==== DATA SUPPLIED

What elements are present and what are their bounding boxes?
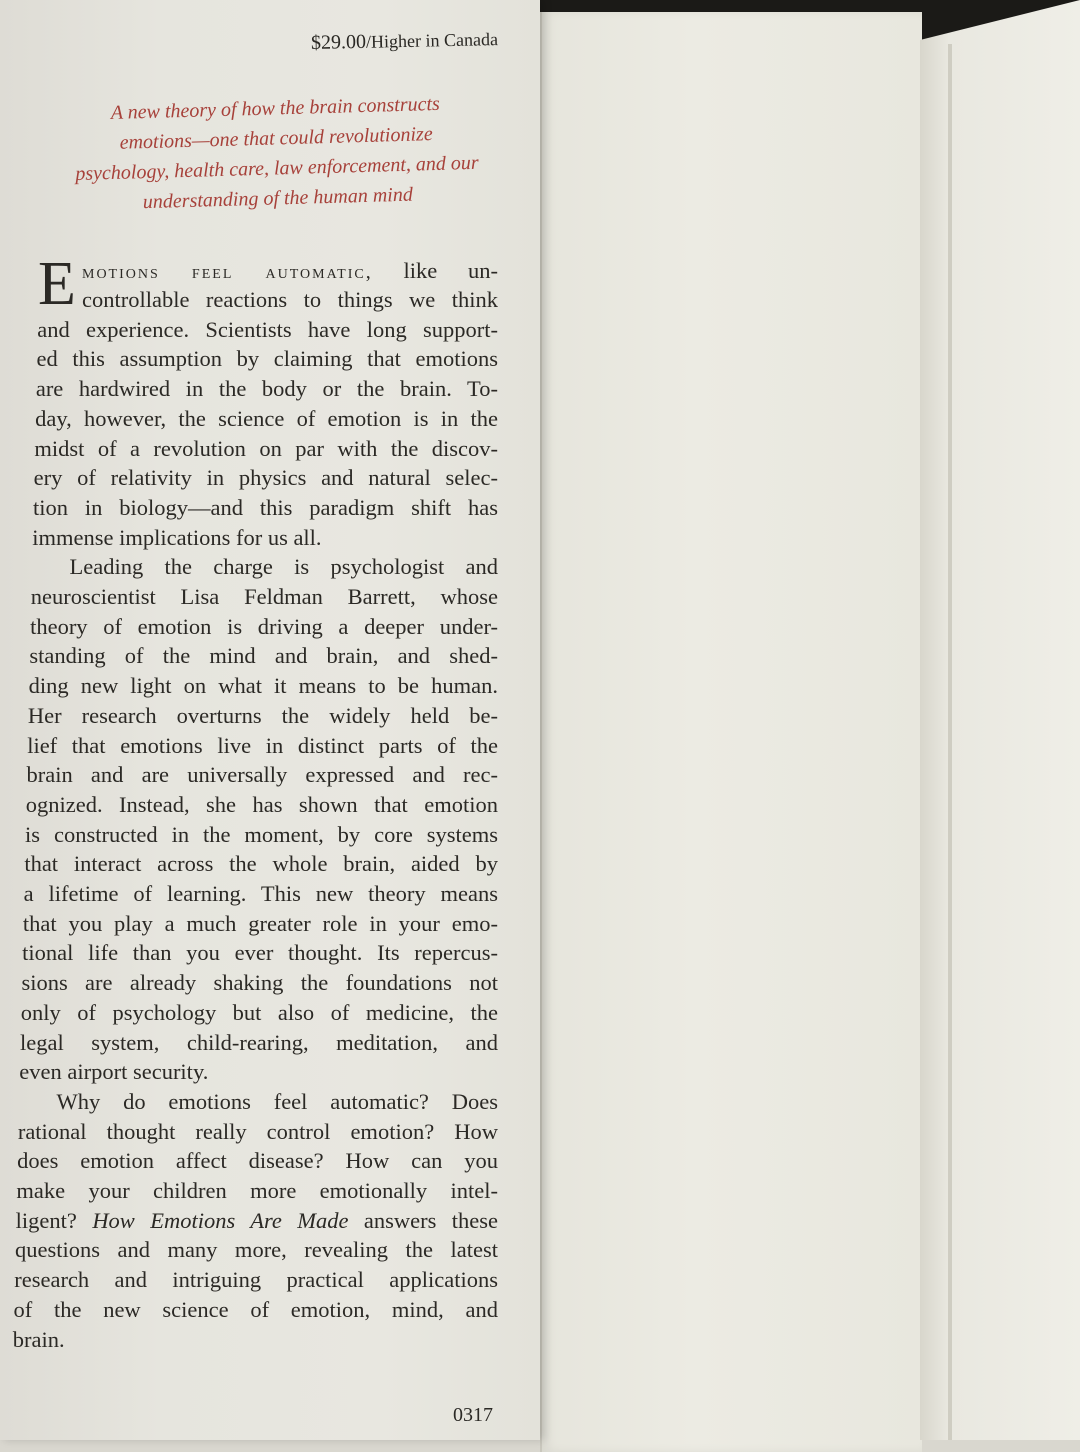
opening-rest: like un- (403, 258, 499, 283)
text-line: questions and many more, revealing the latest (14, 1237, 498, 1263)
text-line (16, 1206, 498, 1236)
text-line: Leading the charge is psychologist and (69, 554, 498, 580)
text-line: that interact across the whole brain, aided by (24, 851, 498, 877)
text-line: lief that emotions live in distinct parts of the (27, 732, 498, 758)
book-title: How Emotions Are Made (92, 1207, 349, 1233)
text-line: tional life than you ever thought. Its repercus- (22, 940, 498, 966)
price-note: /Higher in Canada (365, 29, 499, 52)
text-line: ery of relativity in physics and natural selec- (33, 465, 498, 491)
text-line: immense implications for us all. (32, 524, 322, 550)
text-line: and experience. Scientists have long support- (37, 316, 498, 342)
text-line: sions are already shaking the foundations not (21, 970, 498, 996)
text-line: brain and are universally expressed and rec- (26, 762, 498, 788)
tagline-line: psychology, health care, law enforcement, and our (75, 151, 479, 186)
drop-cap: E (38, 250, 76, 318)
text-fragment: answers these (363, 1207, 498, 1233)
text-line: neuroscientist Lisa Feldman Barrett, whose (30, 584, 498, 609)
page-edge (948, 44, 952, 1440)
tagline-line: A new theory of how the brain constructs (110, 92, 441, 125)
tagline (40, 87, 513, 220)
text-line: does emotion affect disease? How can you (17, 1148, 498, 1174)
text-line: rational thought really control emotion? How (17, 1118, 498, 1144)
tagline-line: emotions—one that could revolutionize (119, 123, 433, 154)
text-line: research and intriguing practical applications (14, 1267, 498, 1293)
tagline-line: understanding of the human mind (142, 183, 414, 214)
text-line: tion in biology—and this paradigm shift has (32, 494, 498, 520)
text-line: Her research overturns the widely held be- (27, 702, 498, 728)
text-line: are hardwired in the body or the brain. To- (35, 376, 498, 402)
text-line: theory of emotion is driving a deeper under- (30, 613, 498, 639)
price (311, 28, 498, 55)
text-line: that you play a much greater role in your emo- (22, 910, 498, 936)
text-line: controllable reactions to things we think (82, 287, 498, 312)
text-line: make your children more emotionally intel- (16, 1178, 498, 1203)
text-fragment: ligent? (15, 1207, 77, 1233)
text-line: Why do emotions feel automatic? Does (56, 1088, 498, 1114)
opening-smallcaps: motions feel automatic, (82, 261, 373, 283)
text-line: midst of a revolution on par with the discov- (34, 435, 498, 461)
text-line: is constructed in the moment, by core systems (25, 821, 498, 847)
text-line: ognized. Instead, she has shown that emotion (25, 791, 498, 817)
jacket-flap (0, 0, 540, 1440)
text-line: ed this assumption by claiming that emotions (36, 346, 498, 372)
text-line: of the new science of emotion, mind, and (13, 1296, 498, 1322)
catalog-code: 0317 (453, 1404, 493, 1426)
text-line: ding new light on what it means to be human. (28, 673, 498, 699)
text-line: a lifetime of learning. This new theory means (23, 881, 498, 906)
book-page-right (540, 12, 922, 1452)
text-line: day, however, the science of emotion is in the (35, 405, 498, 431)
text-line: standing of the mind and brain, and shed- (29, 643, 498, 669)
text-line: even airport security. (19, 1059, 209, 1085)
price-amount: $29.00 (310, 30, 367, 54)
text-line: brain. (12, 1326, 65, 1352)
text-line (82, 256, 498, 288)
book-page-far (920, 0, 1080, 1440)
text-line: only of psychology but also of medicine, the (20, 999, 498, 1025)
text-line: legal system, child-rearing, meditation, and (20, 1029, 498, 1055)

========

_PROMPT_
Please reproduce every line of the material above word for word, leaving out the picture.

_COMPLETED EXERCISE_
What elements are present and what are their bounding boxes?
opening-rest: like un- (403, 258, 499, 283)
text-line: questions and many more, revealing the latest (14, 1237, 498, 1263)
text-line (16, 1206, 498, 1236)
text-line: Leading the charge is psychologist and (69, 554, 498, 580)
text-line: that interact across the whole brain, aided by (24, 851, 498, 877)
text-line: lief that emotions live in distinct parts of the (27, 732, 498, 758)
book-title: How Emotions Are Made (92, 1207, 349, 1233)
text-line: tional life than you ever thought. Its repercus- (22, 940, 498, 966)
price-note: /Higher in Canada (365, 29, 499, 52)
text-line: ery of relativity in physics and natural selec- (33, 465, 498, 491)
text-line: immense implications for us all. (32, 524, 322, 550)
text-line: and experience. Scientists have long support- (37, 316, 498, 342)
text-line: sions are already shaking the foundations not (21, 970, 498, 996)
text-line: brain and are universally expressed and rec- (26, 762, 498, 788)
tagline-line: psychology, health care, law enforcement, and our (75, 151, 479, 186)
drop-cap: E (38, 250, 76, 318)
text-fragment: answers these (363, 1207, 498, 1233)
text-line: neuroscientist Lisa Feldman Barrett, whose (30, 584, 498, 609)
page-edge (948, 44, 952, 1440)
tagline-line: A new theory of how the brain constructs (110, 92, 441, 125)
tagline (40, 87, 513, 220)
text-line: does emotion affect disease? How can you (17, 1148, 498, 1174)
text-line: rational thought really control emotion? How (17, 1118, 498, 1144)
tagline-line: emotions—one that could revolutionize (119, 123, 433, 154)
text-line: research and intriguing practical applications (14, 1267, 498, 1293)
tagline-line: understanding of the human mind (142, 183, 414, 214)
text-line: tion in biology—and this paradigm shift has (32, 494, 498, 520)
text-line: Her research overturns the widely held be- (27, 702, 498, 728)
text-line: are hardwired in the body or the brain. To- (35, 376, 498, 402)
text-line: theory of emotion is driving a deeper under- (30, 613, 498, 639)
price (311, 28, 498, 55)
text-line: that you play a much greater role in your emo- (22, 910, 498, 936)
text-line: controllable reactions to things we think (82, 287, 498, 312)
text-line: make your children more emotionally intel- (16, 1178, 498, 1203)
text-fragment: ligent? (15, 1207, 77, 1233)
text-line: Why do emotions feel automatic? Does (56, 1088, 498, 1114)
opening-smallcaps: motions feel automatic, (82, 261, 373, 283)
text-line: midst of a revolution on par with the discov- (34, 435, 498, 461)
text-line: is constructed in the moment, by core systems (25, 821, 498, 847)
text-line: ognized. Instead, she has shown that emotion (25, 791, 498, 817)
jacket-flap (0, 0, 540, 1440)
text-line: ed this assumption by claiming that emotions (36, 346, 498, 372)
text-line: of the new science of emotion, mind, and (13, 1296, 498, 1322)
catalog-code: 0317 (453, 1404, 493, 1426)
text-line: ding new light on what it means to be human. (28, 673, 498, 699)
text-line: a lifetime of learning. This new theory means (23, 881, 498, 906)
book-page-right (540, 12, 922, 1452)
text-line: day, however, the science of emotion is in the (35, 405, 498, 431)
text-line: standing of the mind and brain, and shed- (29, 643, 498, 669)
text-line: even airport security. (19, 1059, 209, 1085)
price-amount: $29.00 (310, 30, 367, 54)
text-line: brain. (12, 1326, 65, 1352)
text-line (82, 256, 498, 288)
book-page-far (920, 0, 1080, 1440)
text-line: only of psychology but also of medicine, the (20, 999, 498, 1025)
text-line: legal system, child-rearing, meditation, and (20, 1029, 498, 1055)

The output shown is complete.